Tareas a realizar
A – Transcribe literalmente, del texto sobre Patricia Bullrich, el tramo que abre con las palabras "Fantino: -¿Vos tenés" y cierra con "puedo pensar así.".
B – Continúa el texto sobre Patricia Bullrich a partir de su última oración.

En 2017, en los estudios del programa Animales Sueltos de América TV, contrastando sobre un brillante fondo led multicolor, se produjo un revelador diálogo entre la ministra de Seguridad de la Nación, Patricia Bullrich, y el periodista Alejandro Fantino.
Fantino: -¿Vos tenés idea de que estás maniobrando con ojivas nucleares cada vez que mandás y das la orden y desalojás una ruta? Y lo tenés que hacer, ya sé que lo tenés que hacer, y está bien, porque te lo pide la gente. Porque ya estamos todos hinchados las pelotas de que nos corten la calle, nos corten las rutas, nos corten las vías. Si llega a pasar algo… ¿vos lo pensás a eso?
Bullrich: -Yo no puedo pensar así.
Fantino: -¿Por qué no?
Bullrich: -Porque no. (…) yo tengo que actuar. (…) Si actuamos de buena fe y hacemos las cosas correctamente, no hay que estar pensando en la consecuencia, sino en la acción de tener que ordenar un país que estaba dado vuelta.
“Actuar sin pensar en las consecuencias”: no hay mejor definición del rol que cumplió, durante los años de Cambiemos, la ministra de Seguridad de Mauricio Macri. ¿Puede, en el ejercicio de la política y del gobierno, haber alguna máxima más irresponsable?
Pato fue, de todas las mujeres de la élite de Cambiemos, la de la mano más dura y la de la sonrisa más difícil. Abandonó muy pocas veces su gesto adusto y marcial, por ejemplo, para instruirnos con evidente gusto sobre la jerga fierrera, un must de su discurso: hot spots, “frontera seca”, “policiamiento inteligente”. Siempre cómoda en el terreno de la violencia estatal, llegó a definirse a sí misma y a su familia, una de las más tradicionales de la Argentina, en términos marciales: “Soy estricta, prusiana”, nos dijo.
Pato fue la custodia de la convicción. Que no sonrió cuando Elisa Carrió le dijo que “sectores de la fuerza le ponen droga para que ella la encuentre, pero el negocio sigue”. Que no pudo evitar los vergonzosos hackeos que permitieron que todo el país leyera en su propia cuenta de Twitter la leyenda “Macri gato”, ni en la página oficial de Gendarmería Nacional el reclamo “Aparición con vida de Santiago Maldonado”. Pero la que, a pesar de todos los papelones, logró persistir como una de las dos mujeres más poderosas del Gabinete de Macri, junto a Carolina Stanley, la ministra de Desarrollo Social.
Pato fue la que apreció que la llamen “Bolsonaro con pollera”, porque le permitió darse el extraño lujo de aclarar que ella ya venía “bolsonarizando” la Argentina desde mucho antes. Fue la que hasta hace no tanto tiempo se imaginó como la “vicepresidenciable” de Macri, en lo que hubiera sido una fórmula bien clásica de derecha, ese blend arcaico pero siempre tristemente actual donde se combinan negocios de unos pocos con una feroz represión.

Información proporcionada

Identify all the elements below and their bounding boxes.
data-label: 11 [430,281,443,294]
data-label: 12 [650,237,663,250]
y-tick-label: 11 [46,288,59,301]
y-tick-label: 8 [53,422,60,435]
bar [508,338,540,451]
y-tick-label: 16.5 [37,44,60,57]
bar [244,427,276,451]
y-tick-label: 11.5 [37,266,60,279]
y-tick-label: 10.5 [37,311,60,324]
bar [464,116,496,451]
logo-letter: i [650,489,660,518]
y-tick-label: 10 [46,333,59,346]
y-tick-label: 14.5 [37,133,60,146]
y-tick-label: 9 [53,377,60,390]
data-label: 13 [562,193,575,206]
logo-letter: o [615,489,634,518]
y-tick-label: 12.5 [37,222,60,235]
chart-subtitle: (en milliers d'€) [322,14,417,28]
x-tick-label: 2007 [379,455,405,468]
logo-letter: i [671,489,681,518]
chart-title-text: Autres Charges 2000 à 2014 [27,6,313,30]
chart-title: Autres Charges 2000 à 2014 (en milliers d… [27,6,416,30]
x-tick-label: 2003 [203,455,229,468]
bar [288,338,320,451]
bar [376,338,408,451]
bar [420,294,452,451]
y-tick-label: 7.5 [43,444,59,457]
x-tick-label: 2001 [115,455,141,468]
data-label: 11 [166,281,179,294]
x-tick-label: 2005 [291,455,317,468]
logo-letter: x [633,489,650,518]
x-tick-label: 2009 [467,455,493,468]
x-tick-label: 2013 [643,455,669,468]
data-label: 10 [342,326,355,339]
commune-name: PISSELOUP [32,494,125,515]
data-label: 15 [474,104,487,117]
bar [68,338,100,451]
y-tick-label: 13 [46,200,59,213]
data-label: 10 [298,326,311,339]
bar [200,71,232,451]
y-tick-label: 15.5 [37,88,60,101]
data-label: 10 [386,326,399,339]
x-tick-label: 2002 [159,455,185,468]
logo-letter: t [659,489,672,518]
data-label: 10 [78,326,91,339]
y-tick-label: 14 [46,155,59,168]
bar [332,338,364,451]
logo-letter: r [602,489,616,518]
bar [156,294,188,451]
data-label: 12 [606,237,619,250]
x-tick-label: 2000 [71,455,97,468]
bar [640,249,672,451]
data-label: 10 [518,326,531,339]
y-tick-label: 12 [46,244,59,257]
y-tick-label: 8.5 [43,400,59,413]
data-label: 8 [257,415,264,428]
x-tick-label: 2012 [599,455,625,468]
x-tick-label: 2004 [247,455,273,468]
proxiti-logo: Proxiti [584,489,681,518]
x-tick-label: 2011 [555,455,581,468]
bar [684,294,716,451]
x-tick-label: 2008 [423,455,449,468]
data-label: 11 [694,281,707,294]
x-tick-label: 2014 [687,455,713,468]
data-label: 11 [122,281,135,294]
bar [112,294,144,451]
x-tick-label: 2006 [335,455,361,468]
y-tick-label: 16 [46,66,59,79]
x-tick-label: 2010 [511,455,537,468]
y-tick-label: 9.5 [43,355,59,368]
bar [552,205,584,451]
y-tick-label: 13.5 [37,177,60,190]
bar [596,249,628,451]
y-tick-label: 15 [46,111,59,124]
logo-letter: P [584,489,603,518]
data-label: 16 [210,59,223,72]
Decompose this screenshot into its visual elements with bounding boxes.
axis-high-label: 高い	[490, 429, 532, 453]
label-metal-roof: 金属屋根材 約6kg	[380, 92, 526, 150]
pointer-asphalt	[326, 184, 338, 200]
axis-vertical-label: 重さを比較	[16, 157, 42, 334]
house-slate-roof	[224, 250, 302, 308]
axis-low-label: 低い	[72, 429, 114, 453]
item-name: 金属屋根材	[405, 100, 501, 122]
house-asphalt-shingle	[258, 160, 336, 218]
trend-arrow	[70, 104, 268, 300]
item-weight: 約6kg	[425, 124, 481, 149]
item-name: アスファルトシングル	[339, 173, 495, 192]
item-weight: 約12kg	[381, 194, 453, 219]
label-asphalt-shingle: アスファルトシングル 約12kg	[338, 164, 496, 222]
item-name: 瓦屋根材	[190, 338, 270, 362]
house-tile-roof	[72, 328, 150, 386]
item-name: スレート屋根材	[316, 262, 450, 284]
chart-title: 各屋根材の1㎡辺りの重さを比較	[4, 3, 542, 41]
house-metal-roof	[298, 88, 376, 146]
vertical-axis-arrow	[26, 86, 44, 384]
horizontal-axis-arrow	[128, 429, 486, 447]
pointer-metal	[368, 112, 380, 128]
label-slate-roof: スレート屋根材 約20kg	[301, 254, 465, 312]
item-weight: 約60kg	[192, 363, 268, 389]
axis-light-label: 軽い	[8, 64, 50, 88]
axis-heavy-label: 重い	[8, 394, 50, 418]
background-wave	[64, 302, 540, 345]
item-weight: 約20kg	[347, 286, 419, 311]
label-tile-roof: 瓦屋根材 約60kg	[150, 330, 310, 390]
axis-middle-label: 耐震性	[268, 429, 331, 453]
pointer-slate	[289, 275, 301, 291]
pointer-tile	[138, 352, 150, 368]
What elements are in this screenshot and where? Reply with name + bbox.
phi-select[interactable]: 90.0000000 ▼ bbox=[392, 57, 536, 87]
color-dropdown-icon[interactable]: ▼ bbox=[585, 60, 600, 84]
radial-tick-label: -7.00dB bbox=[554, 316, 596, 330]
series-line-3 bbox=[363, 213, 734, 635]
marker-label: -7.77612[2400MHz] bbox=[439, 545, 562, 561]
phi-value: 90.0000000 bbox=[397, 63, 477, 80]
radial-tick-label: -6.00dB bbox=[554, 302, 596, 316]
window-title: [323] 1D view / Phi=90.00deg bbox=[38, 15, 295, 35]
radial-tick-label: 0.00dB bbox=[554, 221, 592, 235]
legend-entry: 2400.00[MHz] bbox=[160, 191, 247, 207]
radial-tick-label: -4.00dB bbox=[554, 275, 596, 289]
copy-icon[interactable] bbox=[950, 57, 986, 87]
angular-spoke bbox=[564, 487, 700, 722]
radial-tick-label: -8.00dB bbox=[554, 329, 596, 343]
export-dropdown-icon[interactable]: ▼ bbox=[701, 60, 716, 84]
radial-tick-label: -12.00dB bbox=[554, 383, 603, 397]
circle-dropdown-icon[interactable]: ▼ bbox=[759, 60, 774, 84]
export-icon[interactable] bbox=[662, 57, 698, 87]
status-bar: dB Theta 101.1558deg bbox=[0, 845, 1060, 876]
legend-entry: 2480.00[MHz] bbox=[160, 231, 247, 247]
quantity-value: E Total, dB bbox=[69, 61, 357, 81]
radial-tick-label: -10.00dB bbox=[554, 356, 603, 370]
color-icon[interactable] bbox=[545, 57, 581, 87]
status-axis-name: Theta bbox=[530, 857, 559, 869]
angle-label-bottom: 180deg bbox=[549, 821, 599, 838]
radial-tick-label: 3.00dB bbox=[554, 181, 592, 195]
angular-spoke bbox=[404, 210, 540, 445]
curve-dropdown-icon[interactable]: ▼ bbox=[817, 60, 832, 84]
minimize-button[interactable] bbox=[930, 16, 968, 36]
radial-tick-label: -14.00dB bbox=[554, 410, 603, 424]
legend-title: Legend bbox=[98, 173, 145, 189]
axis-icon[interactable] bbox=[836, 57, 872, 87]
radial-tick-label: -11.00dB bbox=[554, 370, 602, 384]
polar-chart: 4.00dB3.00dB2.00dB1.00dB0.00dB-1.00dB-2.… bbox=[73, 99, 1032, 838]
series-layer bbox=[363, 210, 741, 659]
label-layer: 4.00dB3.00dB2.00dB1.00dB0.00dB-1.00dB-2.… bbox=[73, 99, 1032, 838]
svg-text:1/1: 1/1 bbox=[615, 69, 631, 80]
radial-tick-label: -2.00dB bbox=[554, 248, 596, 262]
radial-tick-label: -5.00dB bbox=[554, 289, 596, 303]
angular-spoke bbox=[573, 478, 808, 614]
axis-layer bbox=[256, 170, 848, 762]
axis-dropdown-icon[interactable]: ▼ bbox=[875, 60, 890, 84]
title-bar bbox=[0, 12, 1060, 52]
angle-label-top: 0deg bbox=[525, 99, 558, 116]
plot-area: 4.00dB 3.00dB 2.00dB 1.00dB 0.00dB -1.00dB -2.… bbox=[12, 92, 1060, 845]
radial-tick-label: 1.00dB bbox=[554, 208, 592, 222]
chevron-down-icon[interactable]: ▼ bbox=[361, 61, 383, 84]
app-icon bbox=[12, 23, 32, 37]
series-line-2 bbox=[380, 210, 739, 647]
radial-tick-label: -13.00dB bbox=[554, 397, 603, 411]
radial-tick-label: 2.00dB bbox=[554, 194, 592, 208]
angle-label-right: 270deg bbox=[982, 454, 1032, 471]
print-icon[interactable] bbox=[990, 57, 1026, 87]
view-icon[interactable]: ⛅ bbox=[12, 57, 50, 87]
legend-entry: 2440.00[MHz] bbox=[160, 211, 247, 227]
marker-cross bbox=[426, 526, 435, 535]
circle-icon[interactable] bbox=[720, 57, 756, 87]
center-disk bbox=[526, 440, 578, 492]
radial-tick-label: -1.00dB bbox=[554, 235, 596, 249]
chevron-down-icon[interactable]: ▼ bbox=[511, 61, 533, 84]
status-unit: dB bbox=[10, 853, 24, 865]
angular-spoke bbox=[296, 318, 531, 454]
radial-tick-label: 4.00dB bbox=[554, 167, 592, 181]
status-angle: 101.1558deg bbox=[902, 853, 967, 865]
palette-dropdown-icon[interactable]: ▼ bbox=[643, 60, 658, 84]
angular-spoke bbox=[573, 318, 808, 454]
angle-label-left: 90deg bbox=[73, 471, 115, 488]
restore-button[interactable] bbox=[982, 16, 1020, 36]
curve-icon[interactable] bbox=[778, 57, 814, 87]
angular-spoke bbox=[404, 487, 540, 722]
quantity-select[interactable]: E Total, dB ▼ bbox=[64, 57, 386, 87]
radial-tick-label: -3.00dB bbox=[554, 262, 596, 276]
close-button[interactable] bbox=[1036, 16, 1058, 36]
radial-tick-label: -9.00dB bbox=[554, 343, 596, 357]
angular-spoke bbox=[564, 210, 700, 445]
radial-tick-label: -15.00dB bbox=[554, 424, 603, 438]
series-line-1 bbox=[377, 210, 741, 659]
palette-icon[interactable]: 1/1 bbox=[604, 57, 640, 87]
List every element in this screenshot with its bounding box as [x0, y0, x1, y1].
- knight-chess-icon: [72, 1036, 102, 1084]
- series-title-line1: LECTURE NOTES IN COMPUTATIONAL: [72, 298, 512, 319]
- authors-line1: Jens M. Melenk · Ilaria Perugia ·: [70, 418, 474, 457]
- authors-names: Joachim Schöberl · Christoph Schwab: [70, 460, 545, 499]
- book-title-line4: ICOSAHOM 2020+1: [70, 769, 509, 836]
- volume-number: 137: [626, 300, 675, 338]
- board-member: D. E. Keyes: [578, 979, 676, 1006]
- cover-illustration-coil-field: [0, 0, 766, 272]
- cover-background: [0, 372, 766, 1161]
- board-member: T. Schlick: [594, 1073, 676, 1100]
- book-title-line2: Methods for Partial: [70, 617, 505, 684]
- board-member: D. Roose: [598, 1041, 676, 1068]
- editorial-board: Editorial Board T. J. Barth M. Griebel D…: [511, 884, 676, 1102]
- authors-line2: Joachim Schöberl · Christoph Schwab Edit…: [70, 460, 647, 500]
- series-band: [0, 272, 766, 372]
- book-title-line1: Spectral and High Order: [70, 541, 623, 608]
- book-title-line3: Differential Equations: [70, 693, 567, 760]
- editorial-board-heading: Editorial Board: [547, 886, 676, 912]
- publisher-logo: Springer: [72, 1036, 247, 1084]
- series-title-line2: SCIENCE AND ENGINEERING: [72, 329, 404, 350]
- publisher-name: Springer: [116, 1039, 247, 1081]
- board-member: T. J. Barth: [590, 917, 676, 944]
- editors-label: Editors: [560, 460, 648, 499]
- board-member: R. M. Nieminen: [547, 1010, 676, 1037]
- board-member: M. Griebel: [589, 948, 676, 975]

Respuestas
A –
Fantino: -¿Vos tenés idea de que estás maniobrando con ojivas nucleares cada vez que mandás y das la orden y desalojás una ruta? Y lo tenés que hacer, ya sé que lo tenés que hacer, y está bien, porque te lo pide la gente. Porque ya estamos todos hinchados las pelotas de que nos corten la calle, nos corten las rutas, nos corten las vías. Si llega a pasar algo… ¿vos lo pensás a eso?
Bullrich: -Yo no puedo pensar así.

B –
Patricia Bullrich Luro Pueyrredón fue la populista de Cambiemos. Un populismo represivo que se puso en marcha apenas asumido Macri, y que se fue profundizando a medida que se eclipsaba la estéril promesa aspiracional de los brotes verdes, la eficiencia de los CEO en el gobierno y la alegría de los globos amarillos.
Pato puso en marcha un cóctel de medidas represivas populistas, una versión degradada del mismo populismo que Cambiemos nos dijo que venía a combatir. Un populismo que, nos decían, era el responsable de todos nuestros males. Las medidas represivas de Pato, así como nos explicaban qué hacía el populismo, buscaron saciar los instintos más primarios de nuestra sociedad, que durante estos años de empobrecimiento y privaciones fueron terreno fértil del miedo social y de los discursos de odio. Medidas fáciles y de dudosa eficacia que no buscaron resolver los problemas de inseguridad de los argentinos, sino lograr un alto impacto mediático y agitar la derechización de nuestra sociedad. Castigar mucho y rápido, estigmatizando y criminalizando a los extranjeros y a los menores, agitando la “doctrina Chocobar” y el gatillo fácil, judicializando la protesta, autorizando las pistolas Taser, y tanto más.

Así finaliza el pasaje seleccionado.